→ **TASK INSTRUCTIONS**
Locate the word "this" in the material, then show every line that holds it.

→ **EXERCISE INPUT**

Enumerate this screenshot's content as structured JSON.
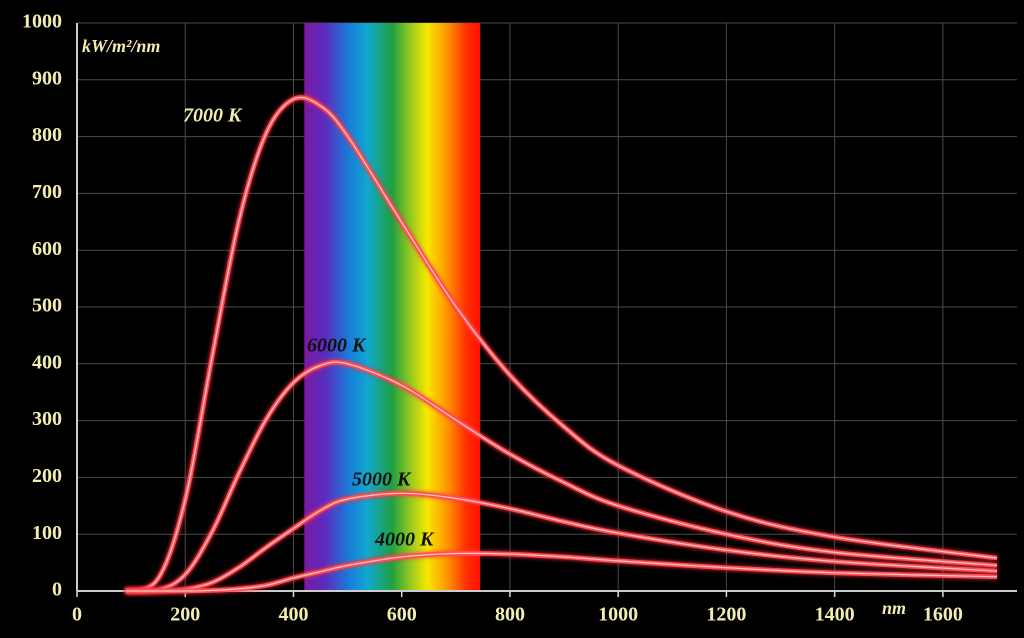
{
  "chart_data": {
    "type": "line",
    "y_label": "kW/m²/nm",
    "x_label": "nm",
    "x": [
      90,
      150,
      200,
      250,
      300,
      350,
      400,
      450,
      500,
      600,
      700,
      800,
      900,
      1000,
      1200,
      1400,
      1700
    ],
    "series": [
      {
        "name": "7000 K",
        "color": "#ff4f55",
        "values": [
          0,
          22,
          161,
          414,
          655,
          807,
          866,
          854,
          801,
          649,
          501,
          380,
          289,
          221,
          140,
          95,
          58
        ]
      },
      {
        "name": "6000 K",
        "color": "#ff4f55",
        "values": [
          0,
          2,
          29,
          105,
          209,
          303,
          367,
          397,
          400,
          362,
          301,
          241,
          191,
          150,
          100,
          68,
          45
        ]
      },
      {
        "name": "5000 K",
        "color": "#ff4f55",
        "values": [
          0,
          0,
          3,
          15,
          42,
          77,
          110,
          142,
          162,
          172,
          163,
          145,
          122,
          102,
          72,
          52,
          35
        ]
      },
      {
        "name": "4000 K",
        "color": "#ff4f55",
        "values": [
          0,
          0,
          0,
          1,
          4,
          10,
          23,
          34,
          45,
          60,
          66,
          65,
          60,
          53,
          41,
          32,
          25
        ]
      }
    ],
    "visible_spectrum": [
      420,
      745
    ],
    "xlim": [
      0,
      1700
    ],
    "ylim": [
      0,
      1000
    ],
    "xticks": [
      0,
      200,
      400,
      600,
      800,
      1000,
      1200,
      1400,
      1600
    ],
    "yticks": [
      0,
      100,
      200,
      300,
      400,
      500,
      600,
      700,
      800,
      900,
      1000
    ],
    "grid": true
  }
}
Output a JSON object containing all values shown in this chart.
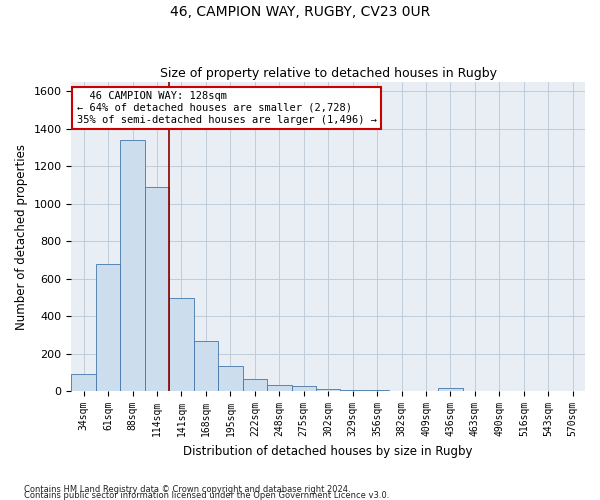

→ **COMPLETED TASK**
Enumerate this screenshot's content as structured JSON.
Output a JSON object containing all values shown in this chart.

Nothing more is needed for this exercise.